* _What is needed_: Can you give all the records again without altering a single character?

* _Given records_:
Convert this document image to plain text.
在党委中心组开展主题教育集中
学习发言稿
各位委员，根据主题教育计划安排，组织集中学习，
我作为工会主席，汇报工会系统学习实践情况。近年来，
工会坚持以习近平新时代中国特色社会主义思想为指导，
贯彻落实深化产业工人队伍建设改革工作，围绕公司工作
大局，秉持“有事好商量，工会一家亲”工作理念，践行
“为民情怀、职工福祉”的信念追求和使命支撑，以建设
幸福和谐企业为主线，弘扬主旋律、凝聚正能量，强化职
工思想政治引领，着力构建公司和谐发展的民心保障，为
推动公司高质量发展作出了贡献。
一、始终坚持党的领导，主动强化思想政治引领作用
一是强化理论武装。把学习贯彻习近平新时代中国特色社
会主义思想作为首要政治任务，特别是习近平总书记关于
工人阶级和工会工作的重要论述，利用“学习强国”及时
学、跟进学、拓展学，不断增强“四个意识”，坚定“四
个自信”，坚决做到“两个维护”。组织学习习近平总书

* _Task output_:
Convert this document image to plain text.
在党委中心组开展主题教育集中
学习发言稿
各位委员，根据主题教育计划安排，组织集中学习，
我作为工会主席，汇报工会系统学习实践情况。近年来，
工会坚持以习近平新时代中国特色社会主义思想为指导，
贯彻落实深化产业工人队伍建设改革工作，围绕公司工作
大局，秉持“有事好商量，工会一家亲”工作理念，践行
“为民情怀、职工福祉”的信念追求和使命支撑，以建设
幸福和谐企业为主线，弘扬主旋律、凝聚正能量，强化职
工思想政治引领，着力构建公司和谐发展的民心保障，为
推动公司高质量发展作出了贡献。
一、始终坚持党的领导，主动强化思想政治引领作用
一是强化理论武装。把学习贯彻习近平新时代中国特色社
会主义思想作为首要政治任务，特别是习近平总书记关于
工人阶级和工会工作的重要论述，利用“学习强国”及时
学、跟进学、拓展学，不断增强“四个意识”，坚定“四
个自信”，坚决做到“两个维护”。组织学习习近平总书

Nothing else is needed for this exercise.